── Records supplied
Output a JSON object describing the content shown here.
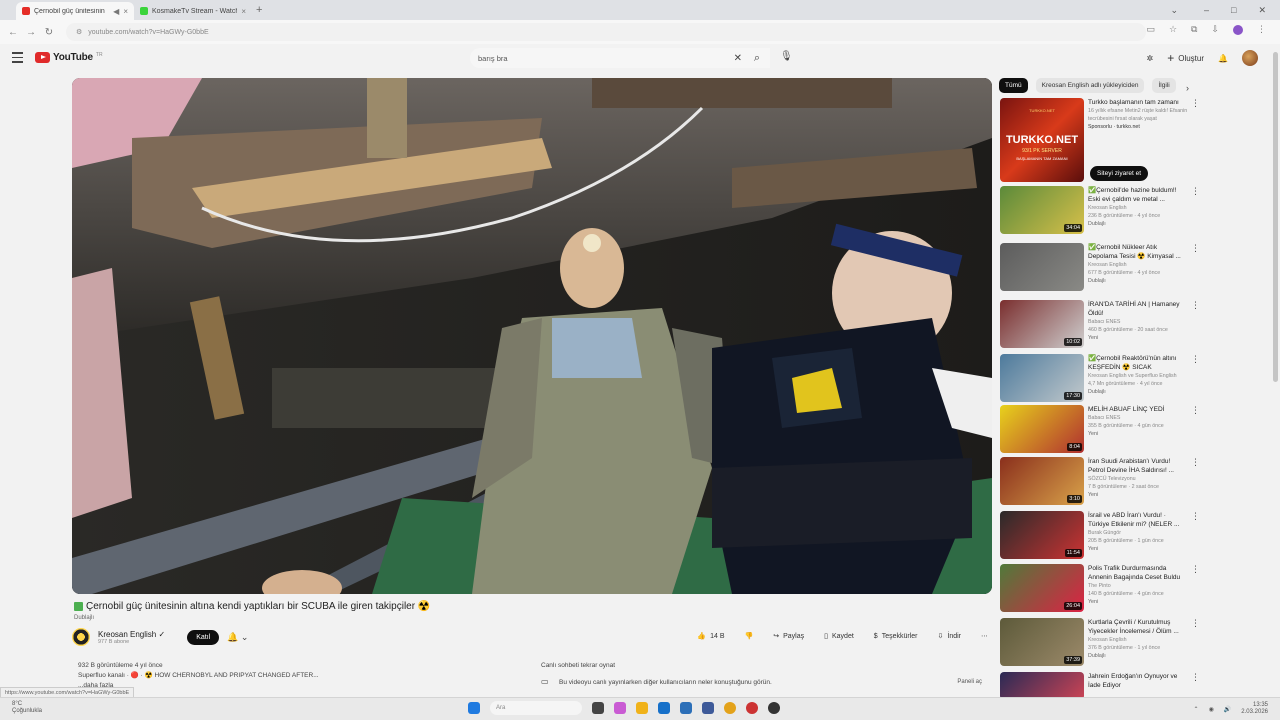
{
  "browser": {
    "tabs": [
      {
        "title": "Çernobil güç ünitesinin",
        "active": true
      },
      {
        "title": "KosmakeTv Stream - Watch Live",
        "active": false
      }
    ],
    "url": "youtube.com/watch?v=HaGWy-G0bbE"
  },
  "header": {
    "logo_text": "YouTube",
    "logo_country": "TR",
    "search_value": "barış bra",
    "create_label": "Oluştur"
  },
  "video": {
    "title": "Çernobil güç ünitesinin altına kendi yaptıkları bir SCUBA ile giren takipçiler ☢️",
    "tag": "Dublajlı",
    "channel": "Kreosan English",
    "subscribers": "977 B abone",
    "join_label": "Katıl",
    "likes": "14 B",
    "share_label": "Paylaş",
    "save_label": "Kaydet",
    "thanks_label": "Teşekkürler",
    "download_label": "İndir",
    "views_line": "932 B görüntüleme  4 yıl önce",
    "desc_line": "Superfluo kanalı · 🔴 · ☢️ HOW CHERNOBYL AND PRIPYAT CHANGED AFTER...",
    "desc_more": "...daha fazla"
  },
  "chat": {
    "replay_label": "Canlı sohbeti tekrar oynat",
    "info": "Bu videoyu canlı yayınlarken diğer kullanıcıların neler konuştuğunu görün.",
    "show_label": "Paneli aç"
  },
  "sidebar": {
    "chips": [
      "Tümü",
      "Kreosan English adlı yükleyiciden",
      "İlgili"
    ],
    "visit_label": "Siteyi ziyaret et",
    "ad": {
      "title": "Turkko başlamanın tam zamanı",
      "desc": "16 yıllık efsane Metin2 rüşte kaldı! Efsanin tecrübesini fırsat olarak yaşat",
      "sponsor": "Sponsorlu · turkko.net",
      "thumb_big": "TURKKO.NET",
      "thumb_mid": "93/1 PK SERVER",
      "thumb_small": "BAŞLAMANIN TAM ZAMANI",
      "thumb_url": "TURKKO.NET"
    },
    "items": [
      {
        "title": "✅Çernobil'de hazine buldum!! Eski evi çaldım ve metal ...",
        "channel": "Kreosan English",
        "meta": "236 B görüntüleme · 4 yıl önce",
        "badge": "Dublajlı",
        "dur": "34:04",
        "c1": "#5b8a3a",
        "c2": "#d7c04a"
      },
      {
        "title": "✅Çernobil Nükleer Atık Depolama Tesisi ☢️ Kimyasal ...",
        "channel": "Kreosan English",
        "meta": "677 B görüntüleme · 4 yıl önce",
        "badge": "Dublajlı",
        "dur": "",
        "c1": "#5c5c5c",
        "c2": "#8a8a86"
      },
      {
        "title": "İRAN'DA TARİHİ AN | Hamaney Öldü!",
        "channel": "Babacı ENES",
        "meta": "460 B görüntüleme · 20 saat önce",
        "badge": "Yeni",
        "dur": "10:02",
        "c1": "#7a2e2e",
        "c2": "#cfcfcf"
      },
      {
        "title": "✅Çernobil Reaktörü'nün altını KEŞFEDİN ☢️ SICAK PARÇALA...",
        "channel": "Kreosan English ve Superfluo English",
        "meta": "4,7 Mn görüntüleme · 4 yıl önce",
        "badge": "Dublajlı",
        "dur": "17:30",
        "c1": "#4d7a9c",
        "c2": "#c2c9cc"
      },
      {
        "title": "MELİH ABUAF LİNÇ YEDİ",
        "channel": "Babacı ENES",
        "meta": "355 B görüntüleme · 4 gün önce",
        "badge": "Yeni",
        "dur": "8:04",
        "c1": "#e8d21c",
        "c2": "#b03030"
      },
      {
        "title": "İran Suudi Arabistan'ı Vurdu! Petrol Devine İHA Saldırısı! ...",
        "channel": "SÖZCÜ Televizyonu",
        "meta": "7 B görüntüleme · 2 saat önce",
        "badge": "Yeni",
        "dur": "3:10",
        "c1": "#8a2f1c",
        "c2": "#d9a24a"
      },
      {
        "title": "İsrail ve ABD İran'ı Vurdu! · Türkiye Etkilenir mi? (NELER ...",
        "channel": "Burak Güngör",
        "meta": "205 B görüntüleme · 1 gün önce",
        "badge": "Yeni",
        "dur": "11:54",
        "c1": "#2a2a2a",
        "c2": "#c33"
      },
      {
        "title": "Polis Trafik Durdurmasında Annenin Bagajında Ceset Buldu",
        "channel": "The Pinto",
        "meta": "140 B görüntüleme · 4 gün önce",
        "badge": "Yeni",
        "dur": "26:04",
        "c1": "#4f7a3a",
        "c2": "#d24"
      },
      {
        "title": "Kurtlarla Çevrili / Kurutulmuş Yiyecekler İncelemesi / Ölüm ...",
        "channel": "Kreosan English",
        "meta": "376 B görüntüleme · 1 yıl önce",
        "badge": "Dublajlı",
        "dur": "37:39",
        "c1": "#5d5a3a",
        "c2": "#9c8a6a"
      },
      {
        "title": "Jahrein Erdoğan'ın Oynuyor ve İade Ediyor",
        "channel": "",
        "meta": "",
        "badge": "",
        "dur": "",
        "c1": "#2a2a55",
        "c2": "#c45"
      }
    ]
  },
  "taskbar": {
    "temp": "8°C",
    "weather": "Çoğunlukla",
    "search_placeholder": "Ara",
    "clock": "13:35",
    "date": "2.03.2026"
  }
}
────
- **Set problem**: Which lines contain "görüntüleme"? Copy each of them.

- **Written solution**:
    "views_line": "932 B görüntüleme  4 yıl önce",
        "meta": "236 B görüntüleme · 4 yıl önce",
        "meta": "677 B görüntüleme · 4 yıl önce",
        "meta": "460 B görüntüleme · 20 saat önce",
        "meta": "4,7 Mn görüntüleme · 4 yıl önce",
        "meta": "355 B görüntüleme · 4 gün önce",
        "meta": "7 B görüntüleme · 2 saat önce",
        "meta": "205 B görüntüleme · 1 gün önce",
        "meta": "140 B görüntüleme · 4 gün önce",
        "meta": "376 B görüntüleme · 1 yıl önce",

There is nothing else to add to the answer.